Begin RECORDS
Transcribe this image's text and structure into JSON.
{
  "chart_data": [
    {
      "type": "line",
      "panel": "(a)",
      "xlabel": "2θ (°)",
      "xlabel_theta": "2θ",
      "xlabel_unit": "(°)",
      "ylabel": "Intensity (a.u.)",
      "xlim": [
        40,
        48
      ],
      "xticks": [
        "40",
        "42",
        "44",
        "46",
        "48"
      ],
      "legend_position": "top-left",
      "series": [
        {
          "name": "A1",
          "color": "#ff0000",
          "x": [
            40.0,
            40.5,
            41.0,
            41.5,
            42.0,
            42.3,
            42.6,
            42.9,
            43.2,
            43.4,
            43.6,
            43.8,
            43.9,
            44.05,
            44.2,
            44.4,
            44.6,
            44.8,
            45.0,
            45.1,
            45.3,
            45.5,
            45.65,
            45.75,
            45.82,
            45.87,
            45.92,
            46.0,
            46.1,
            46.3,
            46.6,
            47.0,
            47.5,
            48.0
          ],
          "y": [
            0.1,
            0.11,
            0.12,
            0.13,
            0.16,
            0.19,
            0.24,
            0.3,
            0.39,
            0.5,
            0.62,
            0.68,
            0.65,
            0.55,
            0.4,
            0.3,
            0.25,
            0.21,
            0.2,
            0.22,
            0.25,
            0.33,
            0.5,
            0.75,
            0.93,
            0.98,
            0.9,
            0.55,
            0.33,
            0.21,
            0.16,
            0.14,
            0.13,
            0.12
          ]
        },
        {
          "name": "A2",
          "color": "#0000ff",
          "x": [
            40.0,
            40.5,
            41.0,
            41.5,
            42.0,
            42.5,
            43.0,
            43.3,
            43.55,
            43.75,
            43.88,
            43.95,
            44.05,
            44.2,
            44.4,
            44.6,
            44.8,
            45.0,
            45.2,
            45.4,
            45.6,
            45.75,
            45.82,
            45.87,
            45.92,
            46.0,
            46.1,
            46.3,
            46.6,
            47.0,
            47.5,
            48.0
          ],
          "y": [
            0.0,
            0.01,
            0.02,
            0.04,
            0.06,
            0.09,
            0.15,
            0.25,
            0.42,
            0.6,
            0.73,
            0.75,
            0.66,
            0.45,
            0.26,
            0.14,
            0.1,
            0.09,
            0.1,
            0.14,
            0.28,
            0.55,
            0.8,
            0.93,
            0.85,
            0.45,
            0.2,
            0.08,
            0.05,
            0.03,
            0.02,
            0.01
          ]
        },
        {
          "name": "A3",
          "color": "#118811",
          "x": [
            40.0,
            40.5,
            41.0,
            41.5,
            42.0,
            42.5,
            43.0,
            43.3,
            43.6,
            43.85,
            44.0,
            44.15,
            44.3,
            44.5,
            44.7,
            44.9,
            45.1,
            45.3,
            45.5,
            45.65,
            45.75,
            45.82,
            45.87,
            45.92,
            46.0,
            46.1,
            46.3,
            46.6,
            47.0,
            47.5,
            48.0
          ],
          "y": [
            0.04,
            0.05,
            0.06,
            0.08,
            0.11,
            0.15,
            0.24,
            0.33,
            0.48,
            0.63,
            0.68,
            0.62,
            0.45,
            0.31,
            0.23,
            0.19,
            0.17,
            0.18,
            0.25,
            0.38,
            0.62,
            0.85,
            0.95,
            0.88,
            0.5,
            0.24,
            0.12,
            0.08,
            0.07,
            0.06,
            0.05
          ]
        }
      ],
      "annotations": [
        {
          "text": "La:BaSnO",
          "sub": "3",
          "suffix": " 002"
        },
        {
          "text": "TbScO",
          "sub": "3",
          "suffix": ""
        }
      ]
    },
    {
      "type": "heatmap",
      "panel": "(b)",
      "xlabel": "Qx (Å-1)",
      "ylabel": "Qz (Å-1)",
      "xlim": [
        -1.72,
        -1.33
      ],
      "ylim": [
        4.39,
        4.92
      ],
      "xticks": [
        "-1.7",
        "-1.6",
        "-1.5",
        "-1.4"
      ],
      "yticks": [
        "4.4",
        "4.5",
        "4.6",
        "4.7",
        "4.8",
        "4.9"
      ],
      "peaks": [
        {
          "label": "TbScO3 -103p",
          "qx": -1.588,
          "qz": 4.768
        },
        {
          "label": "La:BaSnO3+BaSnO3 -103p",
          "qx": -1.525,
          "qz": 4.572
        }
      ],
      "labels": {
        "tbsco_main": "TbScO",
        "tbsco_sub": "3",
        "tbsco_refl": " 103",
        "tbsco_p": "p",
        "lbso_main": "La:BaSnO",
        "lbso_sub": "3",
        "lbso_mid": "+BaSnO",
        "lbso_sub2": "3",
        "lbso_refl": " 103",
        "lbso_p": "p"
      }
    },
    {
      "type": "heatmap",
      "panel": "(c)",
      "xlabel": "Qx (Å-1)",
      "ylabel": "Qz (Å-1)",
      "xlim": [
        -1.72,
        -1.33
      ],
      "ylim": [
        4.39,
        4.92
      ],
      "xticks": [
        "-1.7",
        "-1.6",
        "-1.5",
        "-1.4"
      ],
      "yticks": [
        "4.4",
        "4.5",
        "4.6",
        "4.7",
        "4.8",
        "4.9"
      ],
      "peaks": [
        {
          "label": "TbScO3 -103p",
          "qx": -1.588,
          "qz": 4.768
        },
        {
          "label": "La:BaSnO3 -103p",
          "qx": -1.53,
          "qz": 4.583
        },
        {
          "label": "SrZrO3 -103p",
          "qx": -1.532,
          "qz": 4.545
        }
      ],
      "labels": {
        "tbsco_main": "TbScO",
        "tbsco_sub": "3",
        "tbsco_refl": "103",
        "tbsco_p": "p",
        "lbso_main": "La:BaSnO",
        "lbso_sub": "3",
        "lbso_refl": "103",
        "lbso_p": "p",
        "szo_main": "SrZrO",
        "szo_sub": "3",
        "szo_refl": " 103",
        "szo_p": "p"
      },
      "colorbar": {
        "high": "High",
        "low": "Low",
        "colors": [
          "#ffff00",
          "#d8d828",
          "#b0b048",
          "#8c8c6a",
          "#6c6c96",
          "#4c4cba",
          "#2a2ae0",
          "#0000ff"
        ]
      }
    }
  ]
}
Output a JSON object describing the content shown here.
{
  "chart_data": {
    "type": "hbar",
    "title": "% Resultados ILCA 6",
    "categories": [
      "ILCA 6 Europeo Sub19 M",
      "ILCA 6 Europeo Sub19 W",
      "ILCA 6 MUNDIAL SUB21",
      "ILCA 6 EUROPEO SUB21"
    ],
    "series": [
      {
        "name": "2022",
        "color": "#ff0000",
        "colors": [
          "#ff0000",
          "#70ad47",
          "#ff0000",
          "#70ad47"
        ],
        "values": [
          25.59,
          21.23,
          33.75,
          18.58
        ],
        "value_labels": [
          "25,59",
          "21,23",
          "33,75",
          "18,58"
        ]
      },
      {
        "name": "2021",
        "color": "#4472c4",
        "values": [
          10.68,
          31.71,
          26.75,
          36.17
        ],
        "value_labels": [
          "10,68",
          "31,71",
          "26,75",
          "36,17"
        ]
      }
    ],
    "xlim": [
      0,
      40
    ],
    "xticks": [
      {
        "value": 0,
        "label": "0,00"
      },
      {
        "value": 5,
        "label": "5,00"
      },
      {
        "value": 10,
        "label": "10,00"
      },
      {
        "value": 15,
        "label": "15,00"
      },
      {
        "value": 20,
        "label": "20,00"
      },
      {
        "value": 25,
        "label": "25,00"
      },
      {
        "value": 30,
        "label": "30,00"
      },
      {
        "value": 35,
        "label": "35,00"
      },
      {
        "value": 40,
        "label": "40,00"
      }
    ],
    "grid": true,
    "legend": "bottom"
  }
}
End RECORDS
_AIM_. Write out every record verbatim.

_ANSWER TO THE PROBLEM_.
Transcribe this image's text and structure into JSON.
{
  "chart_data": [
    {
      "type": "line",
      "panel": "(a)",
      "xlabel": "2θ (°)",
      "xlabel_theta": "2θ",
      "xlabel_unit": "(°)",
      "ylabel": "Intensity (a.u.)",
      "xlim": [
        40,
        48
      ],
      "xticks": [
        "40",
        "42",
        "44",
        "46",
        "48"
      ],
      "legend_position": "top-left",
      "series": [
        {
          "name": "A1",
          "color": "#ff0000",
          "x": [
            40.0,
            40.5,
            41.0,
            41.5,
            42.0,
            42.3,
            42.6,
            42.9,
            43.2,
            43.4,
            43.6,
            43.8,
            43.9,
            44.05,
            44.2,
            44.4,
            44.6,
            44.8,
            45.0,
            45.1,
            45.3,
            45.5,
            45.65,
            45.75,
            45.82,
            45.87,
            45.92,
            46.0,
            46.1,
            46.3,
            46.6,
            47.0,
            47.5,
            48.0
          ],
          "y": [
            0.1,
            0.11,
            0.12,
            0.13,
            0.16,
            0.19,
            0.24,
            0.3,
            0.39,
            0.5,
            0.62,
            0.68,
            0.65,
            0.55,
            0.4,
            0.3,
            0.25,
            0.21,
            0.2,
            0.22,
            0.25,
            0.33,
            0.5,
            0.75,
            0.93,
            0.98,
            0.9,
            0.55,
            0.33,
            0.21,
            0.16,
            0.14,
            0.13,
            0.12
          ]
        },
        {
          "name": "A2",
          "color": "#0000ff",
          "x": [
            40.0,
            40.5,
            41.0,
            41.5,
            42.0,
            42.5,
            43.0,
            43.3,
            43.55,
            43.75,
            43.88,
            43.95,
            44.05,
            44.2,
            44.4,
            44.6,
            44.8,
            45.0,
            45.2,
            45.4,
            45.6,
            45.75,
            45.82,
            45.87,
            45.92,
            46.0,
            46.1,
            46.3,
            46.6,
            47.0,
            47.5,
            48.0
          ],
          "y": [
            0.0,
            0.01,
            0.02,
            0.04,
            0.06,
            0.09,
            0.15,
            0.25,
            0.42,
            0.6,
            0.73,
            0.75,
            0.66,
            0.45,
            0.26,
            0.14,
            0.1,
            0.09,
            0.1,
            0.14,
            0.28,
            0.55,
            0.8,
            0.93,
            0.85,
            0.45,
            0.2,
            0.08,
            0.05,
            0.03,
            0.02,
            0.01
          ]
        },
        {
          "name": "A3",
          "color": "#118811",
          "x": [
            40.0,
            40.5,
            41.0,
            41.5,
            42.0,
            42.5,
            43.0,
            43.3,
            43.6,
            43.85,
            44.0,
            44.15,
            44.3,
            44.5,
            44.7,
            44.9,
            45.1,
            45.3,
            45.5,
            45.65,
            45.75,
            45.82,
            45.87,
            45.92,
            46.0,
            46.1,
            46.3,
            46.6,
            47.0,
            47.5,
            48.0
          ],
          "y": [
            0.04,
            0.05,
            0.06,
            0.08,
            0.11,
            0.15,
            0.24,
            0.33,
            0.48,
            0.63,
            0.68,
            0.62,
            0.45,
            0.31,
            0.23,
            0.19,
            0.17,
            0.18,
            0.25,
            0.38,
            0.62,
            0.85,
            0.95,
            0.88,
            0.5,
            0.24,
            0.12,
            0.08,
            0.07,
            0.06,
            0.05
          ]
        }
      ],
      "annotations": [
        {
          "text": "La:BaSnO",
          "sub": "3",
          "suffix": " 002"
        },
        {
          "text": "TbScO",
          "sub": "3",
          "suffix": ""
        }
      ]
    },
    {
      "type": "heatmap",
      "panel": "(b)",
      "xlabel": "Qx (Å-1)",
      "ylabel": "Qz (Å-1)",
      "xlim": [
        -1.72,
        -1.33
      ],
      "ylim": [
        4.39,
        4.92
      ],
      "xticks": [
        "-1.7",
        "-1.6",
        "-1.5",
        "-1.4"
      ],
      "yticks": [
        "4.4",
        "4.5",
        "4.6",
        "4.7",
        "4.8",
        "4.9"
      ],
      "peaks": [
        {
          "label": "TbScO3 -103p",
          "qx": -1.588,
          "qz": 4.768
        },
        {
          "label": "La:BaSnO3+BaSnO3 -103p",
          "qx": -1.525,
          "qz": 4.572
        }
      ],
      "labels": {
        "tbsco_main": "TbScO",
        "tbsco_sub": "3",
        "tbsco_refl": " 103",
        "tbsco_p": "p",
        "lbso_main": "La:BaSnO",
        "lbso_sub": "3",
        "lbso_mid": "+BaSnO",
        "lbso_sub2": "3",
        "lbso_refl": " 103",
        "lbso_p": "p"
      }
    },
    {
      "type": "heatmap",
      "panel": "(c)",
      "xlabel": "Qx (Å-1)",
      "ylabel": "Qz (Å-1)",
      "xlim": [
        -1.72,
        -1.33
      ],
      "ylim": [
        4.39,
        4.92
      ],
      "xticks": [
        "-1.7",
        "-1.6",
        "-1.5",
        "-1.4"
      ],
      "yticks": [
        "4.4",
        "4.5",
        "4.6",
        "4.7",
        "4.8",
        "4.9"
      ],
      "peaks": [
        {
          "label": "TbScO3 -103p",
          "qx": -1.588,
          "qz": 4.768
        },
        {
          "label": "La:BaSnO3 -103p",
          "qx": -1.53,
          "qz": 4.583
        },
        {
          "label": "SrZrO3 -103p",
          "qx": -1.532,
          "qz": 4.545
        }
      ],
      "labels": {
        "tbsco_main": "TbScO",
        "tbsco_sub": "3",
        "tbsco_refl": "103",
        "tbsco_p": "p",
        "lbso_main": "La:BaSnO",
        "lbso_sub": "3",
        "lbso_refl": "103",
        "lbso_p": "p",
        "szo_main": "SrZrO",
        "szo_sub": "3",
        "szo_refl": " 103",
        "szo_p": "p"
      },
      "colorbar": {
        "high": "High",
        "low": "Low",
        "colors": [
          "#ffff00",
          "#d8d828",
          "#b0b048",
          "#8c8c6a",
          "#6c6c96",
          "#4c4cba",
          "#2a2ae0",
          "#0000ff"
        ]
      }
    }
  ]
}
Output a JSON object describing the content shown here.
{
  "chart_data": {
    "type": "hbar",
    "title": "% Resultados ILCA 6",
    "categories": [
      "ILCA 6 Europeo Sub19 M",
      "ILCA 6 Europeo Sub19 W",
      "ILCA 6 MUNDIAL SUB21",
      "ILCA 6 EUROPEO SUB21"
    ],
    "series": [
      {
        "name": "2022",
        "color": "#ff0000",
        "colors": [
          "#ff0000",
          "#70ad47",
          "#ff0000",
          "#70ad47"
        ],
        "values": [
          25.59,
          21.23,
          33.75,
          18.58
        ],
        "value_labels": [
          "25,59",
          "21,23",
          "33,75",
          "18,58"
        ]
      },
      {
        "name": "2021",
        "color": "#4472c4",
        "values": [
          10.68,
          31.71,
          26.75,
          36.17
        ],
        "value_labels": [
          "10,68",
          "31,71",
          "26,75",
          "36,17"
        ]
      }
    ],
    "xlim": [
      0,
      40
    ],
    "xticks": [
      {
        "value": 0,
        "label": "0,00"
      },
      {
        "value": 5,
        "label": "5,00"
      },
      {
        "value": 10,
        "label": "10,00"
      },
      {
        "value": 15,
        "label": "15,00"
      },
      {
        "value": 20,
        "label": "20,00"
      },
      {
        "value": 25,
        "label": "25,00"
      },
      {
        "value": 30,
        "label": "30,00"
      },
      {
        "value": 35,
        "label": "35,00"
      },
      {
        "value": 40,
        "label": "40,00"
      }
    ],
    "grid": true,
    "legend": "bottom"
  }
}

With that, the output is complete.